══ Input for this task

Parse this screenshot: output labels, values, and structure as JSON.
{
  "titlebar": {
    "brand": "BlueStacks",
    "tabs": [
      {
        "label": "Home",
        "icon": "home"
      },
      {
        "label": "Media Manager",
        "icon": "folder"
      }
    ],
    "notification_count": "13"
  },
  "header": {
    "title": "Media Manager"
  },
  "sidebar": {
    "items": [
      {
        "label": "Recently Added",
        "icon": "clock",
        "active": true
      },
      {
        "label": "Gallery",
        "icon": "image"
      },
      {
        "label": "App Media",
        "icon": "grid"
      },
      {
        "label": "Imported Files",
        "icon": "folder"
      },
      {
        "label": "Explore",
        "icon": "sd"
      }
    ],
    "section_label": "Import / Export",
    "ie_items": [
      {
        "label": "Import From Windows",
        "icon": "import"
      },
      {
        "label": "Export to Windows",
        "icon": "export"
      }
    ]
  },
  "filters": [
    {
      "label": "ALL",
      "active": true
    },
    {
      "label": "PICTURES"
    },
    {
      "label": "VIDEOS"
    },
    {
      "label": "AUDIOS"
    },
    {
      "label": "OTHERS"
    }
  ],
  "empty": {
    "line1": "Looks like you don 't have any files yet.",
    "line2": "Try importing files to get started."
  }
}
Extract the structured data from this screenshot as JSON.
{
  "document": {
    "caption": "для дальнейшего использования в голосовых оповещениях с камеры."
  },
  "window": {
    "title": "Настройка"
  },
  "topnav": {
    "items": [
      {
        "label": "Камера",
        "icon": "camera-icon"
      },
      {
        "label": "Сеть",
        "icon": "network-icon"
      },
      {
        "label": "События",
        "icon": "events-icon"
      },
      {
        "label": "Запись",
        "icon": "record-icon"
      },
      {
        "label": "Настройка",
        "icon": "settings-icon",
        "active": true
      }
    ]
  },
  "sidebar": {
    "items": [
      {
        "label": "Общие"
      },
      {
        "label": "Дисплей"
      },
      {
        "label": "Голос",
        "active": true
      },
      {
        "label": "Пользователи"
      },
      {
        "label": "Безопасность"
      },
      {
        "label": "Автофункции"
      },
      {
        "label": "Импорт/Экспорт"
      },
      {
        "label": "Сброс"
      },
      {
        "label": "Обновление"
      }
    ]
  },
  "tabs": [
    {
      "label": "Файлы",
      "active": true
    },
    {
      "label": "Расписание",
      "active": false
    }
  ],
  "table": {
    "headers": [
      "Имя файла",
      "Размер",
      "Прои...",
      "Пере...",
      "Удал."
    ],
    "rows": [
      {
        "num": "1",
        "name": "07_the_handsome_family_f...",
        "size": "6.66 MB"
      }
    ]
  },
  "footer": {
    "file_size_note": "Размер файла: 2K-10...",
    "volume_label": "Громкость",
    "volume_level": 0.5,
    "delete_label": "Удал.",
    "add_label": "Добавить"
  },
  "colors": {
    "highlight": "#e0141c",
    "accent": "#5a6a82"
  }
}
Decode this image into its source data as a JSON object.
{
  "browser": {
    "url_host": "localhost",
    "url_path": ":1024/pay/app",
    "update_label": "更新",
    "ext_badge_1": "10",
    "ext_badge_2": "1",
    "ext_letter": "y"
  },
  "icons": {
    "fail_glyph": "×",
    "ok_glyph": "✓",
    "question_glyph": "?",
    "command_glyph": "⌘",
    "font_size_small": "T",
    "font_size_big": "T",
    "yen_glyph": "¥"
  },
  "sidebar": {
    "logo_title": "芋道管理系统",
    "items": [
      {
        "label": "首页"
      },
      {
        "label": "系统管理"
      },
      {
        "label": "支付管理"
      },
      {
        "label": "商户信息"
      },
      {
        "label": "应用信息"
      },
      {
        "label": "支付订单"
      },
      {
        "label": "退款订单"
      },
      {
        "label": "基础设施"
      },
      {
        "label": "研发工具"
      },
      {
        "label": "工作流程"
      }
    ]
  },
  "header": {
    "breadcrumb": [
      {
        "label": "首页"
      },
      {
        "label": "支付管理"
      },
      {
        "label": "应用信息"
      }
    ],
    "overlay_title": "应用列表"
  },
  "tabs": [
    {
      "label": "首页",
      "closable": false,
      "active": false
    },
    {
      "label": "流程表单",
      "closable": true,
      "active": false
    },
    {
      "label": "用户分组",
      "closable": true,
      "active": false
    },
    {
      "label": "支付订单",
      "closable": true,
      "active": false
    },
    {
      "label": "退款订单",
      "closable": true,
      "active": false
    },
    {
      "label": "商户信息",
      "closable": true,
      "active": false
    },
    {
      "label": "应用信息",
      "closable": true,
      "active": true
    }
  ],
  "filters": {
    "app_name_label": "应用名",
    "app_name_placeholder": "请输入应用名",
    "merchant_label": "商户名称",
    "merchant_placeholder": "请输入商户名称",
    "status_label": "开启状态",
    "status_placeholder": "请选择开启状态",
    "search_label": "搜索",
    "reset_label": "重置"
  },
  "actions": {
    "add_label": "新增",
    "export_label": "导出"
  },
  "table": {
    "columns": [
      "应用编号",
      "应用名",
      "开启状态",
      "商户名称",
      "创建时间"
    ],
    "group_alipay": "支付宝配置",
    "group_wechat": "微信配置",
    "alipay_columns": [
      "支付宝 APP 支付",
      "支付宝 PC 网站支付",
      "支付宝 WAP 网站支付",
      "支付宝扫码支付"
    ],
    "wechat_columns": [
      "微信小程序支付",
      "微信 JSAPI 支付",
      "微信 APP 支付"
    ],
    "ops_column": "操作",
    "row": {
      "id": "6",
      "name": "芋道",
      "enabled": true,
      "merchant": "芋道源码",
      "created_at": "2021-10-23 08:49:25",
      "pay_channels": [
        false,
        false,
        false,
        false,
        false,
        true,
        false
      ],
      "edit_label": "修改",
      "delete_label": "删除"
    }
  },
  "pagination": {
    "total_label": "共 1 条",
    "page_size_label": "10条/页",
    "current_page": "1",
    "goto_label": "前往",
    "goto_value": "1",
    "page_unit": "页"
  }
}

════

▶ **Task goal**:
Reproduce the full listing word for word.

▶ **Solved problem**:
Parse this screenshot: output labels, values, and structure as JSON.
{
  "titlebar": {
    "brand": "BlueStacks",
    "tabs": [
      {
        "label": "Home",
        "icon": "home"
      },
      {
        "label": "Media Manager",
        "icon": "folder"
      }
    ],
    "notification_count": "13"
  },
  "header": {
    "title": "Media Manager"
  },
  "sidebar": {
    "items": [
      {
        "label": "Recently Added",
        "icon": "clock",
        "active": true
      },
      {
        "label": "Gallery",
        "icon": "image"
      },
      {
        "label": "App Media",
        "icon": "grid"
      },
      {
        "label": "Imported Files",
        "icon": "folder"
      },
      {
        "label": "Explore",
        "icon": "sd"
      }
    ],
    "section_label": "Import / Export",
    "ie_items": [
      {
        "label": "Import From Windows",
        "icon": "import"
      },
      {
        "label": "Export to Windows",
        "icon": "export"
      }
    ]
  },
  "filters": [
    {
      "label": "ALL",
      "active": true
    },
    {
      "label": "PICTURES"
    },
    {
      "label": "VIDEOS"
    },
    {
      "label": "AUDIOS"
    },
    {
      "label": "OTHERS"
    }
  ],
  "empty": {
    "line1": "Looks like you don 't have any files yet.",
    "line2": "Try importing files to get started."
  }
}
Extract the structured data from this screenshot as JSON.
{
  "document": {
    "caption": "для дальнейшего использования в голосовых оповещениях с камеры."
  },
  "window": {
    "title": "Настройка"
  },
  "topnav": {
    "items": [
      {
        "label": "Камера",
        "icon": "camera-icon"
      },
      {
        "label": "Сеть",
        "icon": "network-icon"
      },
      {
        "label": "События",
        "icon": "events-icon"
      },
      {
        "label": "Запись",
        "icon": "record-icon"
      },
      {
        "label": "Настройка",
        "icon": "settings-icon",
        "active": true
      }
    ]
  },
  "sidebar": {
    "items": [
      {
        "label": "Общие"
      },
      {
        "label": "Дисплей"
      },
      {
        "label": "Голос",
        "active": true
      },
      {
        "label": "Пользователи"
      },
      {
        "label": "Безопасность"
      },
      {
        "label": "Автофункции"
      },
      {
        "label": "Импорт/Экспорт"
      },
      {
        "label": "Сброс"
      },
      {
        "label": "Обновление"
      }
    ]
  },
  "tabs": [
    {
      "label": "Файлы",
      "active": true
    },
    {
      "label": "Расписание",
      "active": false
    }
  ],
  "table": {
    "headers": [
      "Имя файла",
      "Размер",
      "Прои...",
      "Пере...",
      "Удал."
    ],
    "rows": [
      {
        "num": "1",
        "name": "07_the_handsome_family_f...",
        "size": "6.66 MB"
      }
    ]
  },
  "footer": {
    "file_size_note": "Размер файла: 2K-10...",
    "volume_label": "Громкость",
    "volume_level": 0.5,
    "delete_label": "Удал.",
    "add_label": "Добавить"
  },
  "colors": {
    "highlight": "#e0141c",
    "accent": "#5a6a82"
  }
}
Decode this image into its source data as a JSON object.
{
  "browser": {
    "url_host": "localhost",
    "url_path": ":1024/pay/app",
    "update_label": "更新",
    "ext_badge_1": "10",
    "ext_badge_2": "1",
    "ext_letter": "y"
  },
  "icons": {
    "fail_glyph": "×",
    "ok_glyph": "✓",
    "question_glyph": "?",
    "command_glyph": "⌘",
    "font_size_small": "T",
    "font_size_big": "T",
    "yen_glyph": "¥"
  },
  "sidebar": {
    "logo_title": "芋道管理系统",
    "items": [
      {
        "label": "首页"
      },
      {
        "label": "系统管理"
      },
      {
        "label": "支付管理"
      },
      {
        "label": "商户信息"
      },
      {
        "label": "应用信息"
      },
      {
        "label": "支付订单"
      },
      {
        "label": "退款订单"
      },
      {
        "label": "基础设施"
      },
      {
        "label": "研发工具"
      },
      {
        "label": "工作流程"
      }
    ]
  },
  "header": {
    "breadcrumb": [
      {
        "label": "首页"
      },
      {
        "label": "支付管理"
      },
      {
        "label": "应用信息"
      }
    ],
    "overlay_title": "应用列表"
  },
  "tabs": [
    {
      "label": "首页",
      "closable": false,
      "active": false
    },
    {
      "label": "流程表单",
      "closable": true,
      "active": false
    },
    {
      "label": "用户分组",
      "closable": true,
      "active": false
    },
    {
      "label": "支付订单",
      "closable": true,
      "active": false
    },
    {
      "label": "退款订单",
      "closable": true,
      "active": false
    },
    {
      "label": "商户信息",
      "closable": true,
      "active": false
    },
    {
      "label": "应用信息",
      "closable": true,
      "active": true
    }
  ],
  "filters": {
    "app_name_label": "应用名",
    "app_name_placeholder": "请输入应用名",
    "merchant_label": "商户名称",
    "merchant_placeholder": "请输入商户名称",
    "status_label": "开启状态",
    "status_placeholder": "请选择开启状态",
    "search_label": "搜索",
    "reset_label": "重置"
  },
  "actions": {
    "add_label": "新增",
    "export_label": "导出"
  },
  "table": {
    "columns": [
      "应用编号",
      "应用名",
      "开启状态",
      "商户名称",
      "创建时间"
    ],
    "group_alipay": "支付宝配置",
    "group_wechat": "微信配置",
    "alipay_columns": [
      "支付宝 APP 支付",
      "支付宝 PC 网站支付",
      "支付宝 WAP 网站支付",
      "支付宝扫码支付"
    ],
    "wechat_columns": [
      "微信小程序支付",
      "微信 JSAPI 支付",
      "微信 APP 支付"
    ],
    "ops_column": "操作",
    "row": {
      "id": "6",
      "name": "芋道",
      "enabled": true,
      "merchant": "芋道源码",
      "created_at": "2021-10-23 08:49:25",
      "pay_channels": [
        false,
        false,
        false,
        false,
        false,
        true,
        false
      ],
      "edit_label": "修改",
      "delete_label": "删除"
    }
  },
  "pagination": {
    "total_label": "共 1 条",
    "page_size_label": "10条/页",
    "current_page": "1",
    "goto_label": "前往",
    "goto_value": "1",
    "page_unit": "页"
  }
}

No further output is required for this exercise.